Source data
==========
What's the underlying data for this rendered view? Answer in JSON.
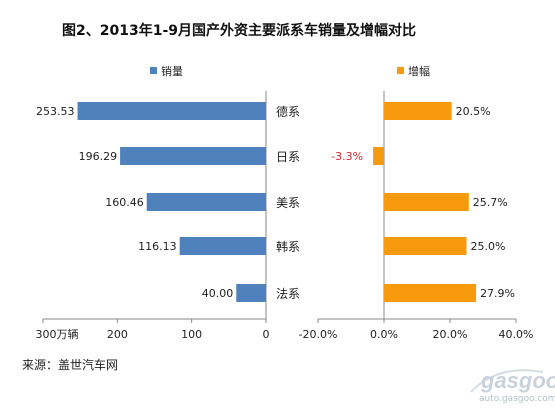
{
  "chart_data": [
    {
      "type": "bar",
      "orientation": "horizontal",
      "title": "图2、2013年1-9月国产外资主要派系车销量及增幅对比",
      "categories": [
        "德系",
        "日系",
        "美系",
        "韩系",
        "法系"
      ],
      "series": [
        {
          "name": "销量",
          "values": [
            253.53,
            196.29,
            160.46,
            116.13,
            40.0
          ],
          "labels": [
            "253.53",
            "196.29",
            "160.46",
            "116.13",
            "40.00"
          ]
        }
      ],
      "xlim": [
        0,
        300
      ],
      "x_reversed": true,
      "tick_labels": [
        "300万辆",
        "200",
        "100",
        "0"
      ],
      "legend_position": "top",
      "bar_color": "#4F81BD"
    },
    {
      "type": "bar",
      "orientation": "horizontal",
      "categories": [
        "德系",
        "日系",
        "美系",
        "韩系",
        "法系"
      ],
      "series": [
        {
          "name": "增幅",
          "values": [
            20.5,
            -3.3,
            25.7,
            25.0,
            27.9
          ],
          "labels": [
            "20.5%",
            "-3.3%",
            "25.7%",
            "25.0%",
            "27.9%"
          ]
        }
      ],
      "xlim": [
        -20,
        40
      ],
      "tick_labels": [
        "-20.0%",
        "0.0%",
        "20.0%",
        "40.0%"
      ],
      "legend_position": "top",
      "bar_color": "#F79A0E",
      "negative_label_color": "#d9272e"
    }
  ],
  "source": "来源：盖世汽车网",
  "watermark": {
    "logo": "gasgoo",
    "url": "auto.gasgoo.com"
  }
}
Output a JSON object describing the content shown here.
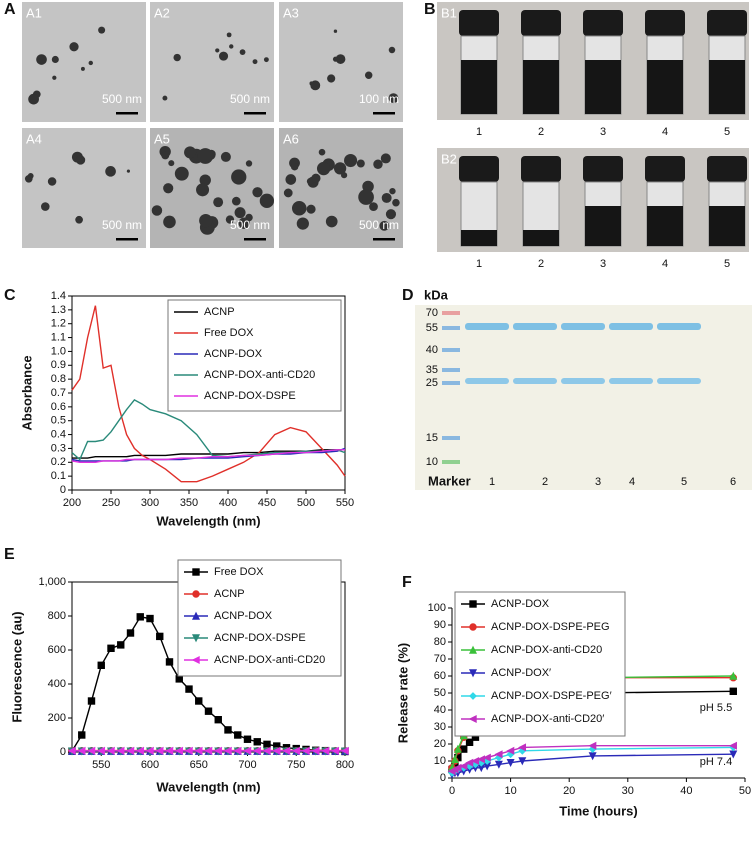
{
  "panels": {
    "A": {
      "label": "A",
      "images": [
        {
          "label": "A1",
          "scale": "500 nm"
        },
        {
          "label": "A2",
          "scale": "500 nm"
        },
        {
          "label": "A3",
          "scale": "100 nm"
        },
        {
          "label": "A4",
          "scale": "500 nm"
        },
        {
          "label": "A5",
          "scale": "500 nm"
        },
        {
          "label": "A6",
          "scale": "500 nm"
        }
      ]
    },
    "B": {
      "label": "B",
      "photos": [
        {
          "label": "B1",
          "vials": [
            "1",
            "2",
            "3",
            "4",
            "5"
          ]
        },
        {
          "label": "B2",
          "vials": [
            "1",
            "2",
            "3",
            "4",
            "5"
          ]
        }
      ]
    },
    "D": {
      "label": "D",
      "unit": "kDa",
      "markers": [
        "70",
        "55",
        "40",
        "35",
        "25",
        "15",
        "10"
      ],
      "lanes": [
        "Marker",
        "1",
        "2",
        "3",
        "4",
        "5",
        "6"
      ]
    }
  },
  "chart_data": [
    {
      "type": "line",
      "panel": "C",
      "x_label": "Wavelength (nm)",
      "y_label": "Absorbance",
      "frame": true,
      "legend": "upper right",
      "x": [
        200,
        210,
        220,
        230,
        240,
        250,
        260,
        270,
        280,
        290,
        300,
        320,
        340,
        360,
        380,
        400,
        420,
        440,
        460,
        480,
        500,
        520,
        540,
        550
      ],
      "xlim": [
        200,
        550
      ],
      "xticks": [
        200,
        250,
        300,
        350,
        400,
        450,
        500,
        550
      ],
      "ylim": [
        0,
        1.4
      ],
      "yticks": [
        0,
        0.1,
        0.2,
        0.3,
        0.4,
        0.5,
        0.6,
        0.7,
        0.8,
        0.9,
        {
          "value": 1,
          "label": "1.0"
        },
        1.1,
        1.2,
        1.3,
        1.4
      ],
      "series": [
        {
          "name": "ACNP",
          "color": "#000000",
          "values": [
            0.23,
            0.23,
            0.23,
            0.24,
            0.24,
            0.24,
            0.24,
            0.24,
            0.25,
            0.25,
            0.25,
            0.25,
            0.26,
            0.26,
            0.26,
            0.26,
            0.27,
            0.27,
            0.28,
            0.28,
            0.28,
            0.29,
            0.29,
            0.29
          ]
        },
        {
          "name": "Free DOX",
          "color": "#e0302a",
          "values": [
            0.72,
            0.8,
            1.1,
            1.33,
            0.88,
            0.9,
            0.6,
            0.4,
            0.3,
            0.25,
            0.22,
            0.15,
            0.06,
            0.06,
            0.1,
            0.15,
            0.2,
            0.27,
            0.4,
            0.45,
            0.42,
            0.3,
            0.18,
            0.1
          ]
        },
        {
          "name": "ACNP-DOX",
          "color": "#2a2ab8",
          "values": [
            0.22,
            0.21,
            0.21,
            0.21,
            0.21,
            0.21,
            0.21,
            0.21,
            0.22,
            0.22,
            0.22,
            0.22,
            0.22,
            0.23,
            0.23,
            0.23,
            0.24,
            0.25,
            0.26,
            0.26,
            0.27,
            0.27,
            0.28,
            0.3
          ]
        },
        {
          "name": "ACNP-DOX-anti-CD20",
          "color": "#2a8a7a",
          "values": [
            0.27,
            0.22,
            0.35,
            0.35,
            0.36,
            0.42,
            0.5,
            0.58,
            0.65,
            0.62,
            0.58,
            0.55,
            0.5,
            0.4,
            0.25,
            0.24,
            0.25,
            0.26,
            0.27,
            0.27,
            0.28,
            0.28,
            0.29,
            0.27
          ]
        },
        {
          "name": "ACNP-DOX-DSPE",
          "color": "#e030e0",
          "values": [
            0.21,
            0.2,
            0.2,
            0.2,
            0.21,
            0.21,
            0.21,
            0.22,
            0.22,
            0.22,
            0.22,
            0.22,
            0.23,
            0.23,
            0.24,
            0.24,
            0.25,
            0.25,
            0.26,
            0.27,
            0.27,
            0.28,
            0.29,
            0.29
          ]
        }
      ]
    },
    {
      "type": "line",
      "panel": "E",
      "x_label": "Wavelength (nm)",
      "y_label": "Fluorescence (au)",
      "frame": true,
      "legend": "upper right",
      "x": [
        520,
        530,
        540,
        550,
        560,
        570,
        580,
        590,
        600,
        610,
        620,
        630,
        640,
        650,
        660,
        670,
        680,
        690,
        700,
        710,
        720,
        730,
        740,
        750,
        760,
        770,
        780,
        790,
        800
      ],
      "xlim": [
        520,
        800
      ],
      "xticks": [
        550,
        600,
        650,
        700,
        750,
        800
      ],
      "ylim": [
        0,
        1000
      ],
      "yticks": [
        0,
        200,
        400,
        600,
        800,
        {
          "value": 1000,
          "label": "1,000"
        }
      ],
      "series": [
        {
          "name": "Free DOX",
          "color": "#000000",
          "marker": "square",
          "values": [
            5,
            100,
            300,
            510,
            610,
            630,
            700,
            795,
            785,
            680,
            530,
            430,
            370,
            300,
            240,
            190,
            130,
            100,
            75,
            60,
            45,
            35,
            25,
            20,
            15,
            10,
            8,
            5,
            3
          ]
        },
        {
          "name": "ACNP",
          "color": "#e0302a",
          "marker": "circle",
          "values": [
            8,
            8,
            8,
            8,
            8,
            8,
            8,
            8,
            8,
            8,
            8,
            8,
            8,
            8,
            8,
            8,
            8,
            8,
            8,
            8,
            8,
            8,
            8,
            8,
            8,
            8,
            8,
            8,
            8
          ]
        },
        {
          "name": "ACNP-DOX",
          "color": "#2a2ab8",
          "marker": "triangle",
          "values": [
            5,
            5,
            5,
            5,
            5,
            5,
            5,
            5,
            5,
            5,
            5,
            5,
            5,
            5,
            5,
            5,
            5,
            5,
            5,
            5,
            5,
            5,
            5,
            5,
            5,
            5,
            5,
            5,
            5
          ]
        },
        {
          "name": "ACNP-DOX-DSPE",
          "color": "#2a8a7a",
          "marker": "down",
          "values": [
            5,
            5,
            5,
            5,
            5,
            5,
            5,
            5,
            5,
            5,
            5,
            5,
            5,
            5,
            5,
            5,
            5,
            5,
            5,
            5,
            5,
            5,
            5,
            5,
            5,
            5,
            5,
            5,
            5
          ]
        },
        {
          "name": "ACNP-DOX-anti-CD20",
          "color": "#e030e0",
          "marker": "left",
          "values": [
            7,
            7,
            7,
            7,
            7,
            7,
            7,
            7,
            7,
            7,
            7,
            7,
            7,
            7,
            7,
            7,
            7,
            7,
            7,
            7,
            7,
            7,
            7,
            7,
            7,
            7,
            7,
            7,
            7
          ]
        }
      ]
    },
    {
      "type": "line",
      "panel": "F",
      "x_label": "Time (hours)",
      "y_label": "Release rate (%)",
      "frame": false,
      "legend": "upper left",
      "annotations": [
        "pH 5.5",
        "pH 7.4"
      ],
      "x": [
        0,
        0.5,
        1,
        2,
        3,
        4,
        5,
        6,
        8,
        10,
        12,
        24,
        48
      ],
      "xlim": [
        0,
        50
      ],
      "xticks": [
        0,
        10,
        20,
        30,
        40,
        50
      ],
      "ylim": [
        0,
        100
      ],
      "yticks": [
        0,
        10,
        20,
        30,
        40,
        50,
        60,
        70,
        80,
        90,
        100
      ],
      "series": [
        {
          "name": "ACNP-DOX",
          "color": "#000000",
          "marker": "square",
          "values": [
            5,
            8,
            12,
            17,
            21,
            24,
            27,
            31,
            37,
            43,
            46,
            50,
            51
          ]
        },
        {
          "name": "ACNP-DOX-DSPE-PEG",
          "color": "#e0302a",
          "marker": "circle",
          "values": [
            6,
            10,
            16,
            24,
            30,
            35,
            40,
            42,
            47,
            53,
            58,
            59,
            59
          ]
        },
        {
          "name": "ACNP-DOX-anti-CD20",
          "color": "#3ac03a",
          "marker": "triangle",
          "values": [
            6,
            11,
            17,
            25,
            31,
            36,
            41,
            44,
            49,
            55,
            59,
            59,
            60
          ]
        },
        {
          "name": "ACNP-DOX′",
          "color": "#2a2ab8",
          "marker": "down",
          "values": [
            2,
            3,
            3,
            4,
            5,
            6,
            6,
            7,
            8,
            9,
            10,
            13,
            14
          ]
        },
        {
          "name": "ACNP-DOX-DSPE-PEG′",
          "color": "#30d8e8",
          "marker": "diamond",
          "values": [
            3,
            4,
            5,
            6,
            7,
            8,
            9,
            10,
            12,
            14,
            16,
            17,
            18
          ]
        },
        {
          "name": "ACNP-DOX-anti-CD20′",
          "color": "#c030c0",
          "marker": "left",
          "values": [
            4,
            5,
            6,
            7,
            9,
            10,
            11,
            12,
            14,
            16,
            18,
            19,
            19
          ]
        }
      ]
    }
  ]
}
==========
INSTRUCTIONS FOR THE TASK
Look over the records above and copy each line that includes the string "JSON".

ANSWER FOR THE TASK
What's the underlying data for this rendered view? Answer in JSON.
Output a JSON object describing the content shown here.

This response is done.